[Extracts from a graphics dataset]
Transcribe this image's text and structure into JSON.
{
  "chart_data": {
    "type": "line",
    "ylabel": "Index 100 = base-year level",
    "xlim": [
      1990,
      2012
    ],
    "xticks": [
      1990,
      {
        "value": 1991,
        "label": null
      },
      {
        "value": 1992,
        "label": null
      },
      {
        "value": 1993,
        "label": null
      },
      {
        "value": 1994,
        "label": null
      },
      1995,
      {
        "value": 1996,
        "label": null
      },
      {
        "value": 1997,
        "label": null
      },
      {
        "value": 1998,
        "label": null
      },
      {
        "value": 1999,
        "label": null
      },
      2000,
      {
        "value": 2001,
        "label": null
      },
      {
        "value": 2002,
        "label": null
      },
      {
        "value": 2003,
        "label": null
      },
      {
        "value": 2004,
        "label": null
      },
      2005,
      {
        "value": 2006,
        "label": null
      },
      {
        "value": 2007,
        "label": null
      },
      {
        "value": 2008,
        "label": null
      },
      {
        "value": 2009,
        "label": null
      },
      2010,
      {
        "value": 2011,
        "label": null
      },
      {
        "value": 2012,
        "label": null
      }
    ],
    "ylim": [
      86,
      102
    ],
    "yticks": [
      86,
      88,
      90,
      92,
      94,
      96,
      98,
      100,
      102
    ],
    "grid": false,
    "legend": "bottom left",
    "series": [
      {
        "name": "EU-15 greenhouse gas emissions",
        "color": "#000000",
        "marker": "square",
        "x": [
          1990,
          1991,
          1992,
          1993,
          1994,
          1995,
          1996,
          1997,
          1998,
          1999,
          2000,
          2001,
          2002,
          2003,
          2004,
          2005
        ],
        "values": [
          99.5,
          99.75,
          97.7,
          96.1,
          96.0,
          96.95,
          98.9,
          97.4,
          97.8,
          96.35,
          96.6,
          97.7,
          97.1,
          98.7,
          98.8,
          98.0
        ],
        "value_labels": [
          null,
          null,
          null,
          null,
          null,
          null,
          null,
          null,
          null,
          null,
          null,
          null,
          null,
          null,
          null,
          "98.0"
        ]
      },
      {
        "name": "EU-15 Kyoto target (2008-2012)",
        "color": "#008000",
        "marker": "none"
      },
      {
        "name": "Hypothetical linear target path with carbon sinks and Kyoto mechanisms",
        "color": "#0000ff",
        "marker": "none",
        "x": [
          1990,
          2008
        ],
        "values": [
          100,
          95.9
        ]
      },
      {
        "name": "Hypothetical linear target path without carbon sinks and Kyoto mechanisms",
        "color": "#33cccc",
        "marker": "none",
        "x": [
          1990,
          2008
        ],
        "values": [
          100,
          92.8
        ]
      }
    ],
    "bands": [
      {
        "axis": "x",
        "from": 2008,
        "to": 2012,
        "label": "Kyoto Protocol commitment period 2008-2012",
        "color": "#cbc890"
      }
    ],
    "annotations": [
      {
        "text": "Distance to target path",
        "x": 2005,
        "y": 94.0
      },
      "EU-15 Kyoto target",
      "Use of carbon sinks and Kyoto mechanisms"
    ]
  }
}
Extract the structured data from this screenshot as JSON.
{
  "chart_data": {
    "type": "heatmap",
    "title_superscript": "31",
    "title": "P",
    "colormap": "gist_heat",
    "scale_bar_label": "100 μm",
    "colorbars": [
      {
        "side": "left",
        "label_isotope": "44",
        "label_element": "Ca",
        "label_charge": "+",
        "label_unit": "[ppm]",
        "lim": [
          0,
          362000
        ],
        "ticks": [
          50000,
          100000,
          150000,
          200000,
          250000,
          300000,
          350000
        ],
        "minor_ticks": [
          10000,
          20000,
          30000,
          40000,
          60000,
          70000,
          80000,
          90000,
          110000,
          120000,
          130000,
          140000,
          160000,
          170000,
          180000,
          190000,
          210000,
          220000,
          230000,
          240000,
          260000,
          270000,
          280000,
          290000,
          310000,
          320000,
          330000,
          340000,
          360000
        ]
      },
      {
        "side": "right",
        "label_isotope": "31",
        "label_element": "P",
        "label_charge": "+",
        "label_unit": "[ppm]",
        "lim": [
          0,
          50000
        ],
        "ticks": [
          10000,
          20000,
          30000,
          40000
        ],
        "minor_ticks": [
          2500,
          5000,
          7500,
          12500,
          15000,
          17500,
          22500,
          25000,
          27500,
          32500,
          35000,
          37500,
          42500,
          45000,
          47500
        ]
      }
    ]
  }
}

▶ [Exercise directions]
Reproduce the records word for word.

▶ [Output of the exercise]
Transcribe this image's text and structure into JSON.
{
  "chart_data": {
    "type": "line",
    "ylabel": "Index 100 = base-year level",
    "xlim": [
      1990,
      2012
    ],
    "xticks": [
      1990,
      {
        "value": 1991,
        "label": null
      },
      {
        "value": 1992,
        "label": null
      },
      {
        "value": 1993,
        "label": null
      },
      {
        "value": 1994,
        "label": null
      },
      1995,
      {
        "value": 1996,
        "label": null
      },
      {
        "value": 1997,
        "label": null
      },
      {
        "value": 1998,
        "label": null
      },
      {
        "value": 1999,
        "label": null
      },
      2000,
      {
        "value": 2001,
        "label": null
      },
      {
        "value": 2002,
        "label": null
      },
      {
        "value": 2003,
        "label": null
      },
      {
        "value": 2004,
        "label": null
      },
      2005,
      {
        "value": 2006,
        "label": null
      },
      {
        "value": 2007,
        "label": null
      },
      {
        "value": 2008,
        "label": null
      },
      {
        "value": 2009,
        "label": null
      },
      2010,
      {
        "value": 2011,
        "label": null
      },
      {
        "value": 2012,
        "label": null
      }
    ],
    "ylim": [
      86,
      102
    ],
    "yticks": [
      86,
      88,
      90,
      92,
      94,
      96,
      98,
      100,
      102
    ],
    "grid": false,
    "legend": "bottom left",
    "series": [
      {
        "name": "EU-15 greenhouse gas emissions",
        "color": "#000000",
        "marker": "square",
        "x": [
          1990,
          1991,
          1992,
          1993,
          1994,
          1995,
          1996,
          1997,
          1998,
          1999,
          2000,
          2001,
          2002,
          2003,
          2004,
          2005
        ],
        "values": [
          99.5,
          99.75,
          97.7,
          96.1,
          96.0,
          96.95,
          98.9,
          97.4,
          97.8,
          96.35,
          96.6,
          97.7,
          97.1,
          98.7,
          98.8,
          98.0
        ],
        "value_labels": [
          null,
          null,
          null,
          null,
          null,
          null,
          null,
          null,
          null,
          null,
          null,
          null,
          null,
          null,
          null,
          "98.0"
        ]
      },
      {
        "name": "EU-15 Kyoto target (2008-2012)",
        "color": "#008000",
        "marker": "none"
      },
      {
        "name": "Hypothetical linear target path with carbon sinks and Kyoto mechanisms",
        "color": "#0000ff",
        "marker": "none",
        "x": [
          1990,
          2008
        ],
        "values": [
          100,
          95.9
        ]
      },
      {
        "name": "Hypothetical linear target path without carbon sinks and Kyoto mechanisms",
        "color": "#33cccc",
        "marker": "none",
        "x": [
          1990,
          2008
        ],
        "values": [
          100,
          92.8
        ]
      }
    ],
    "bands": [
      {
        "axis": "x",
        "from": 2008,
        "to": 2012,
        "label": "Kyoto Protocol commitment period 2008-2012",
        "color": "#cbc890"
      }
    ],
    "annotations": [
      {
        "text": "Distance to target path",
        "x": 2005,
        "y": 94.0
      },
      "EU-15 Kyoto target",
      "Use of carbon sinks and Kyoto mechanisms"
    ]
  }
}
Extract the structured data from this screenshot as JSON.
{
  "chart_data": {
    "type": "heatmap",
    "title_superscript": "31",
    "title": "P",
    "colormap": "gist_heat",
    "scale_bar_label": "100 μm",
    "colorbars": [
      {
        "side": "left",
        "label_isotope": "44",
        "label_element": "Ca",
        "label_charge": "+",
        "label_unit": "[ppm]",
        "lim": [
          0,
          362000
        ],
        "ticks": [
          50000,
          100000,
          150000,
          200000,
          250000,
          300000,
          350000
        ],
        "minor_ticks": [
          10000,
          20000,
          30000,
          40000,
          60000,
          70000,
          80000,
          90000,
          110000,
          120000,
          130000,
          140000,
          160000,
          170000,
          180000,
          190000,
          210000,
          220000,
          230000,
          240000,
          260000,
          270000,
          280000,
          290000,
          310000,
          320000,
          330000,
          340000,
          360000
        ]
      },
      {
        "side": "right",
        "label_isotope": "31",
        "label_element": "P",
        "label_charge": "+",
        "label_unit": "[ppm]",
        "lim": [
          0,
          50000
        ],
        "ticks": [
          10000,
          20000,
          30000,
          40000
        ],
        "minor_ticks": [
          2500,
          5000,
          7500,
          12500,
          15000,
          17500,
          22500,
          25000,
          27500,
          32500,
          35000,
          37500,
          42500,
          45000,
          47500
        ]
      }
    ]
  }
}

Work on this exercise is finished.